▶ Items from a data source:
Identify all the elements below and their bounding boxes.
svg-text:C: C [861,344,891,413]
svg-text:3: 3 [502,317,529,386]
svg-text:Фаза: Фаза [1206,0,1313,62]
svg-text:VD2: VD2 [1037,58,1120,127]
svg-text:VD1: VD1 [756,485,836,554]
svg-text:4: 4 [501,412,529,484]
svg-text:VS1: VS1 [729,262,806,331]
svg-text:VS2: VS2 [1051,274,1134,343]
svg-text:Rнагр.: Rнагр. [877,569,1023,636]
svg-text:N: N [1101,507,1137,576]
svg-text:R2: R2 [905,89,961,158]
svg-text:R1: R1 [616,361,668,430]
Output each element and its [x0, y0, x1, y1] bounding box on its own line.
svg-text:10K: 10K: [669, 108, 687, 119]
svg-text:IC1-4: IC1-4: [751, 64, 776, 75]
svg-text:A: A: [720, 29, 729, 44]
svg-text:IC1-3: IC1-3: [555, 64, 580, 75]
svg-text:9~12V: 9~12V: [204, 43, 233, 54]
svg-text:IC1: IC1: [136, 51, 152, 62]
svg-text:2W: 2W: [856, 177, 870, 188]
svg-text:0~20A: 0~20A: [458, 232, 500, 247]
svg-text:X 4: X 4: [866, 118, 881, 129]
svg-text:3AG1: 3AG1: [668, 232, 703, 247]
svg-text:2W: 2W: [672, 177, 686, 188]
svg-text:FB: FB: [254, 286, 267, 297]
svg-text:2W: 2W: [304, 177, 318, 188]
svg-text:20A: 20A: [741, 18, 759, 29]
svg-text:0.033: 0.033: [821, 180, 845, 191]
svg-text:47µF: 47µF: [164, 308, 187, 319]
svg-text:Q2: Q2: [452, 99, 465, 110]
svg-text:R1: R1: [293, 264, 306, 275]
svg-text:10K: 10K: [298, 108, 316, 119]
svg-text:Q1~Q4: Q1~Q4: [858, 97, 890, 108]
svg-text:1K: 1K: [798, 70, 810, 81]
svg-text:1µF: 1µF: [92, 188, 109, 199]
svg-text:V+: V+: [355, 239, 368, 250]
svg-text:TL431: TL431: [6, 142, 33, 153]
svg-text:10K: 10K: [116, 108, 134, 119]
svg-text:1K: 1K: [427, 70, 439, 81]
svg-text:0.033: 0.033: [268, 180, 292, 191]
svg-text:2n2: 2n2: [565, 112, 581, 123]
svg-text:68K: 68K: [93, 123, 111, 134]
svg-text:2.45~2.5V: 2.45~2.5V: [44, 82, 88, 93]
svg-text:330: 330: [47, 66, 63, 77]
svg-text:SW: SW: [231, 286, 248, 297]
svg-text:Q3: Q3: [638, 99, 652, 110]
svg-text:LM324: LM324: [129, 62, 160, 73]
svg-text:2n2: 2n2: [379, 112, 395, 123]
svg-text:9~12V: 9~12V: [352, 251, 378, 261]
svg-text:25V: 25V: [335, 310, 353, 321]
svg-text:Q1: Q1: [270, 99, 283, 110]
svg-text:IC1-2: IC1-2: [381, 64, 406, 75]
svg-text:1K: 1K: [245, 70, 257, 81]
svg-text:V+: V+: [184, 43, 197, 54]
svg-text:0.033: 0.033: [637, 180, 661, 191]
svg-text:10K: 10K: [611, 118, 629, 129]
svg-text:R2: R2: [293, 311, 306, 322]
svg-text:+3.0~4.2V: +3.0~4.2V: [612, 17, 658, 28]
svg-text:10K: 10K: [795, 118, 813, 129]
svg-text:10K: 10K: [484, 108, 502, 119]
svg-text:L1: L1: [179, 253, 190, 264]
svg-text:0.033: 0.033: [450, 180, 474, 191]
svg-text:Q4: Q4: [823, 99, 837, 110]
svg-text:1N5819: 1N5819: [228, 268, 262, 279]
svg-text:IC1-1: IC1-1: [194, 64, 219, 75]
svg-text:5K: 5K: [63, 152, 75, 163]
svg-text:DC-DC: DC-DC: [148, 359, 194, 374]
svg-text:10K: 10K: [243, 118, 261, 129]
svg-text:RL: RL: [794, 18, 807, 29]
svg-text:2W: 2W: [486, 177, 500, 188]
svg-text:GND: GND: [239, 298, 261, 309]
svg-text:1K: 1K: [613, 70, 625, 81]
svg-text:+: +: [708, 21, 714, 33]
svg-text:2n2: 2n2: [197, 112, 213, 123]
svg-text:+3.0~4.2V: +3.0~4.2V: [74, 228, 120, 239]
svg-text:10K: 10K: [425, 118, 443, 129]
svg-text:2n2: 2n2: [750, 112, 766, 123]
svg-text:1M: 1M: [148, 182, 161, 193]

▶ What is being asked:
Write out every line of the items above, reproducing each one character for character.

▶ Task answer:
Identify all the elements below and their bounding boxes.
svg-text:C: C [861,344,891,413]
svg-text:3: 3 [502,317,529,386]
svg-text:Фаза: Фаза [1206,0,1313,62]
svg-text:VD2: VD2 [1037,58,1120,127]
svg-text:VD1: VD1 [756,485,836,554]
svg-text:4: 4 [501,412,529,484]
svg-text:VS1: VS1 [729,262,806,331]
svg-text:VS2: VS2 [1051,274,1134,343]
svg-text:Rнагр.: Rнагр. [877,569,1023,636]
svg-text:N: N [1101,507,1137,576]
svg-text:R2: R2 [905,89,961,158]
svg-text:R1: R1 [616,361,668,430]
Output each element and its [x0, y0, x1, y1] bounding box on its own line.
svg-text:10K: 10K: [669, 108, 687, 119]
svg-text:IC1-4: IC1-4: [751, 64, 776, 75]
svg-text:A: A: [720, 29, 729, 44]
svg-text:IC1-3: IC1-3: [555, 64, 580, 75]
svg-text:9~12V: 9~12V: [204, 43, 233, 54]
svg-text:IC1: IC1: [136, 51, 152, 62]
svg-text:2W: 2W: [856, 177, 870, 188]
svg-text:0~20A: 0~20A: [458, 232, 500, 247]
svg-text:X 4: X 4: [866, 118, 881, 129]
svg-text:3AG1: 3AG1: [668, 232, 703, 247]
svg-text:2W: 2W: [672, 177, 686, 188]
svg-text:FB: FB: [254, 286, 267, 297]
svg-text:2W: 2W: [304, 177, 318, 188]
svg-text:20A: 20A: [741, 18, 759, 29]
svg-text:0.033: 0.033: [821, 180, 845, 191]
svg-text:47µF: 47µF: [164, 308, 187, 319]
svg-text:Q2: Q2: [452, 99, 465, 110]
svg-text:R1: R1: [293, 264, 306, 275]
svg-text:10K: 10K: [298, 108, 316, 119]
svg-text:Q1~Q4: Q1~Q4: [858, 97, 890, 108]
svg-text:1K: 1K: [798, 70, 810, 81]
svg-text:1µF: 1µF: [92, 188, 109, 199]
svg-text:V+: V+: [355, 239, 368, 250]
svg-text:TL431: TL431: [6, 142, 33, 153]
svg-text:10K: 10K: [116, 108, 134, 119]
svg-text:1K: 1K: [427, 70, 439, 81]
svg-text:0.033: 0.033: [268, 180, 292, 191]
svg-text:2n2: 2n2: [565, 112, 581, 123]
svg-text:68K: 68K: [93, 123, 111, 134]
svg-text:2.45~2.5V: 2.45~2.5V: [44, 82, 88, 93]
svg-text:330: 330: [47, 66, 63, 77]
svg-text:SW: SW: [231, 286, 248, 297]
svg-text:Q3: Q3: [638, 99, 652, 110]
svg-text:LM324: LM324: [129, 62, 160, 73]
svg-text:2n2: 2n2: [379, 112, 395, 123]
svg-text:9~12V: 9~12V: [352, 251, 378, 261]
svg-text:25V: 25V: [335, 310, 353, 321]
svg-text:Q1: Q1: [270, 99, 283, 110]
svg-text:IC1-2: IC1-2: [381, 64, 406, 75]
svg-text:1K: 1K: [245, 70, 257, 81]
svg-text:V+: V+: [184, 43, 197, 54]
svg-text:0.033: 0.033: [637, 180, 661, 191]
svg-text:10K: 10K: [611, 118, 629, 129]
svg-text:R2: R2: [293, 311, 306, 322]
svg-text:+3.0~4.2V: +3.0~4.2V: [612, 17, 658, 28]
svg-text:10K: 10K: [795, 118, 813, 129]
svg-text:10K: 10K: [484, 108, 502, 119]
svg-text:L1: L1: [179, 253, 190, 264]
svg-text:0.033: 0.033: [450, 180, 474, 191]
svg-text:Q4: Q4: [823, 99, 837, 110]
svg-text:1N5819: 1N5819: [228, 268, 262, 279]
svg-text:IC1-1: IC1-1: [194, 64, 219, 75]
svg-text:5K: 5K: [63, 152, 75, 163]
svg-text:DC-DC: DC-DC: [148, 359, 194, 374]
svg-text:10K: 10K: [243, 118, 261, 129]
svg-text:RL: RL: [794, 18, 807, 29]
svg-text:2W: 2W: [486, 177, 500, 188]
svg-text:GND: GND: [239, 298, 261, 309]
svg-text:1K: 1K: [613, 70, 625, 81]
svg-text:+: +: [708, 21, 714, 33]
svg-text:2n2: 2n2: [197, 112, 213, 123]
svg-text:+3.0~4.2V: +3.0~4.2V: [74, 228, 120, 239]
svg-text:10K: 10K: [425, 118, 443, 129]
svg-text:2n2: 2n2: [750, 112, 766, 123]
svg-text:1M: 1M: [148, 182, 161, 193]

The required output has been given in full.